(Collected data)

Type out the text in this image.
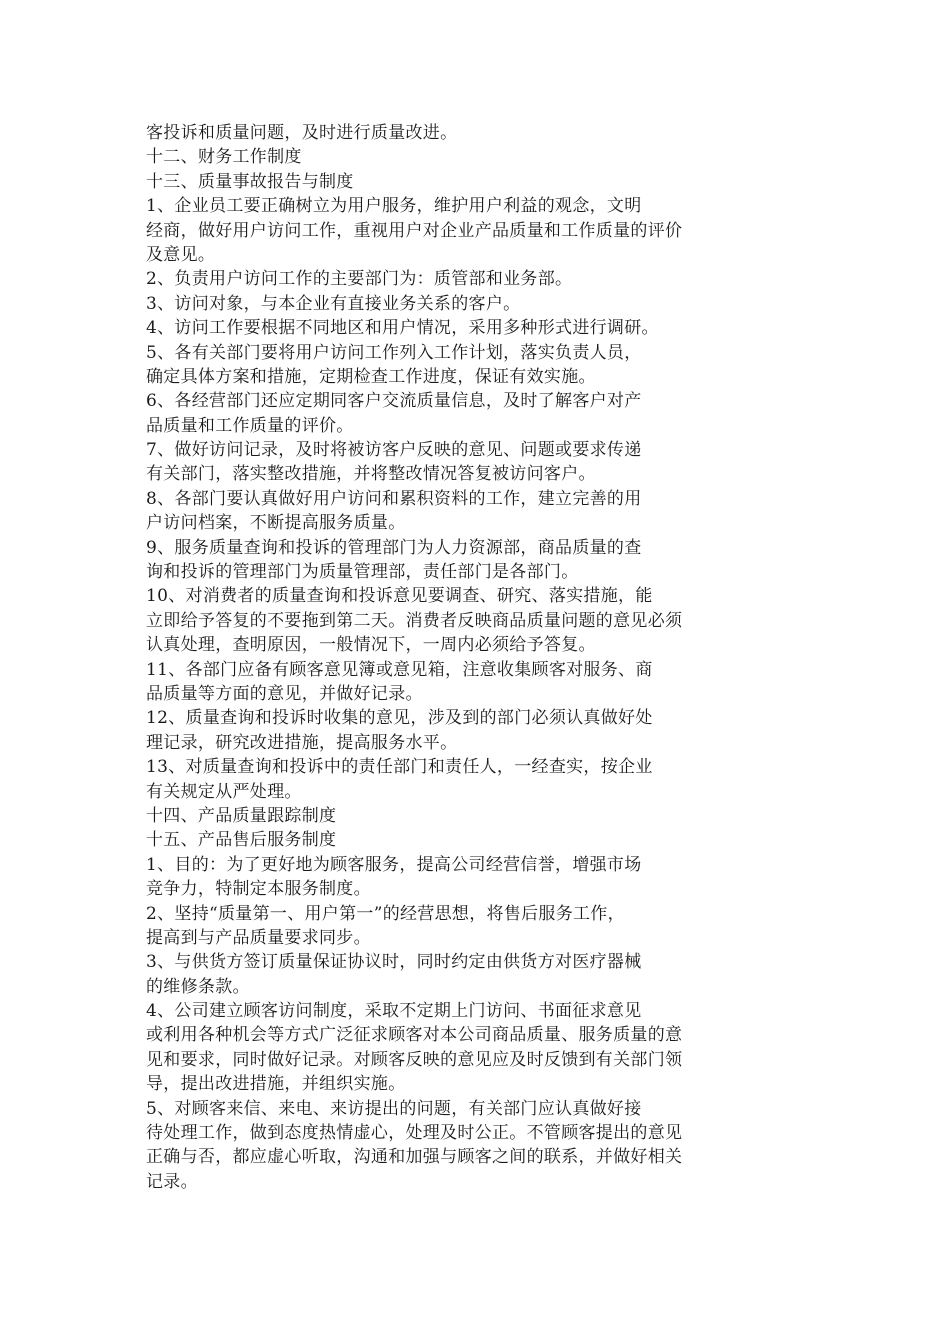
客投诉和质量问题，及时进行质量改进。
十二、财务工作制度
十三、质量事故报告与制度
1、企业员工要正确树立为用户服务，维护用户利益的观念，文明
经商，做好用户访问工作，重视用户对企业产品质量和工作质量的评价
及意见。
2、负责用户访问工作的主要部门为：质管部和业务部。
3、访问对象，与本企业有直接业务关系的客户。
4、访问工作要根据不同地区和用户情况，采用多种形式进行调研。
5、各有关部门要将用户访问工作列入工作计划，落实负责人员，
确定具体方案和措施，定期检查工作进度，保证有效实施。
6、各经营部门还应定期同客户交流质量信息，及时了解客户对产
品质量和工作质量的评价。
7、做好访问记录，及时将被访客户反映的意见、问题或要求传递
有关部门，落实整改措施，并将整改情况答复被访问客户。
8、各部门要认真做好用户访问和累积资料的工作，建立完善的用
户访问档案，不断提高服务质量。
9、服务质量查询和投诉的管理部门为人力资源部，商品质量的查
询和投诉的管理部门为质量管理部，责任部门是各部门。
10、对消费者的质量查询和投诉意见要调查、研究、落实措施，能
立即给予答复的不要拖到第二天。消费者反映商品质量问题的意见必须
认真处理，查明原因，一般情况下，一周内必须给予答复。
11、各部门应备有顾客意见簿或意见箱，注意收集顾客对服务、商
品质量等方面的意见，并做好记录。
12、质量查询和投诉时收集的意见，涉及到的部门必须认真做好处
理记录，研究改进措施，提高服务水平。
13、对质量查询和投诉中的责任部门和责任人，一经查实，按企业
有关规定从严处理。
十四、产品质量跟踪制度
十五、产品售后服务制度
1、目的：为了更好地为顾客服务，提高公司经营信誉，增强市场
竞争力，特制定本服务制度。
2、坚持“质量第一、用户第一”的经营思想，将售后服务工作，
提高到与产品质量要求同步。
3、与供货方签订质量保证协议时，同时约定由供货方对医疗器械
的维修条款。
4、公司建立顾客访问制度，采取不定期上门访问、书面征求意见
或利用各种机会等方式广泛征求顾客对本公司商品质量、服务质量的意
见和要求，同时做好记录。对顾客反映的意见应及时反馈到有关部门领
导，提出改进措施，并组织实施。
5、对顾客来信、来电、来访提出的问题，有关部门应认真做好接
待处理工作，做到态度热情虚心，处理及时公正。不管顾客提出的意见
正确与否，都应虚心听取，沟通和加强与顾客之间的联系，并做好相关
记录。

WRITTEN EXERCISE:
Print out the whole of the material word for word, without pictures.

ANSWER FOR THE TASK:
Type out the text in this image.
客投诉和质量问题，及时进行质量改进。
十二、财务工作制度
十三、质量事故报告与制度
1、企业员工要正确树立为用户服务，维护用户利益的观念，文明
经商，做好用户访问工作，重视用户对企业产品质量和工作质量的评价
及意见。
2、负责用户访问工作的主要部门为：质管部和业务部。
3、访问对象，与本企业有直接业务关系的客户。
4、访问工作要根据不同地区和用户情况，采用多种形式进行调研。
5、各有关部门要将用户访问工作列入工作计划，落实负责人员，
确定具体方案和措施，定期检查工作进度，保证有效实施。
6、各经营部门还应定期同客户交流质量信息，及时了解客户对产
品质量和工作质量的评价。
7、做好访问记录，及时将被访客户反映的意见、问题或要求传递
有关部门，落实整改措施，并将整改情况答复被访问客户。
8、各部门要认真做好用户访问和累积资料的工作，建立完善的用
户访问档案，不断提高服务质量。
9、服务质量查询和投诉的管理部门为人力资源部，商品质量的查
询和投诉的管理部门为质量管理部，责任部门是各部门。
10、对消费者的质量查询和投诉意见要调查、研究、落实措施，能
立即给予答复的不要拖到第二天。消费者反映商品质量问题的意见必须
认真处理，查明原因，一般情况下，一周内必须给予答复。
11、各部门应备有顾客意见簿或意见箱，注意收集顾客对服务、商
品质量等方面的意见，并做好记录。
12、质量查询和投诉时收集的意见，涉及到的部门必须认真做好处
理记录，研究改进措施，提高服务水平。
13、对质量查询和投诉中的责任部门和责任人，一经查实，按企业
有关规定从严处理。
十四、产品质量跟踪制度
十五、产品售后服务制度
1、目的：为了更好地为顾客服务，提高公司经营信誉，增强市场
竞争力，特制定本服务制度。
2、坚持“质量第一、用户第一”的经营思想，将售后服务工作，
提高到与产品质量要求同步。
3、与供货方签订质量保证协议时，同时约定由供货方对医疗器械
的维修条款。
4、公司建立顾客访问制度，采取不定期上门访问、书面征求意见
或利用各种机会等方式广泛征求顾客对本公司商品质量、服务质量的意
见和要求，同时做好记录。对顾客反映的意见应及时反馈到有关部门领
导，提出改进措施，并组织实施。
5、对顾客来信、来电、来访提出的问题，有关部门应认真做好接
待处理工作，做到态度热情虚心，处理及时公正。不管顾客提出的意见
正确与否，都应虚心听取，沟通和加强与顾客之间的联系，并做好相关
记录。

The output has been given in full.